▶ **Goal of the exercise**
From the listing below, extract every line in which the word "highlight" appears.

Stored entries:
************
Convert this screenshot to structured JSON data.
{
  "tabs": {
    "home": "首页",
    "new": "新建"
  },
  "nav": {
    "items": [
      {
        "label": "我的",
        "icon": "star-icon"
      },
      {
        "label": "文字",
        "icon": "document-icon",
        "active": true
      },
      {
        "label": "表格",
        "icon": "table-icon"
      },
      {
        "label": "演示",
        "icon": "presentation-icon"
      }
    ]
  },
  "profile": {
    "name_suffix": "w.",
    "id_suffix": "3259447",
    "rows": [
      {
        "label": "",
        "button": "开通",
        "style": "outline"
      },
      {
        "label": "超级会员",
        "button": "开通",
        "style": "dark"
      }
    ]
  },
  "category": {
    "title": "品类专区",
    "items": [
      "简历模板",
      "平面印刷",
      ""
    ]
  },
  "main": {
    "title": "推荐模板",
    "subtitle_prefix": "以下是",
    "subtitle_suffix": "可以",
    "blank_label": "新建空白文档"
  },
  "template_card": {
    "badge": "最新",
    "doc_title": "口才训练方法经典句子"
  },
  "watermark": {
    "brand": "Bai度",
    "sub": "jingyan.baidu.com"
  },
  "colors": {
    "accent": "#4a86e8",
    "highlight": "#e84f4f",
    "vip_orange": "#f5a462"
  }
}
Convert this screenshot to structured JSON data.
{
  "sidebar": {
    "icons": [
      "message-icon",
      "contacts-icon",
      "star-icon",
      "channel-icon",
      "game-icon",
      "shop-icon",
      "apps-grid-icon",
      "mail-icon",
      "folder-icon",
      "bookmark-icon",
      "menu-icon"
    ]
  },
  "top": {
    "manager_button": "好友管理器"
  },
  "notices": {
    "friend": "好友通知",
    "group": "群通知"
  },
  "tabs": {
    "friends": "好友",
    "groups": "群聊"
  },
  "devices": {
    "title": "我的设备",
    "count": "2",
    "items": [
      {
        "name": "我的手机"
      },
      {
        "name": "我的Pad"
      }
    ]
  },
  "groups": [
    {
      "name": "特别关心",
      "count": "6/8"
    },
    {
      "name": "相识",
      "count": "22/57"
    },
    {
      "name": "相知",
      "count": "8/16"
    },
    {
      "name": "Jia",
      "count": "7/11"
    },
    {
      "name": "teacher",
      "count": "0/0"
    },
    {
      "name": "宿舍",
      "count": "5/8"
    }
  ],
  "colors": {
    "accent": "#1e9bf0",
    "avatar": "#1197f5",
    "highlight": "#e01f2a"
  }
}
************
▶ **Reply to the exercise**
    "highlight": "#e84f4f",
    "highlight": "#e01f2a"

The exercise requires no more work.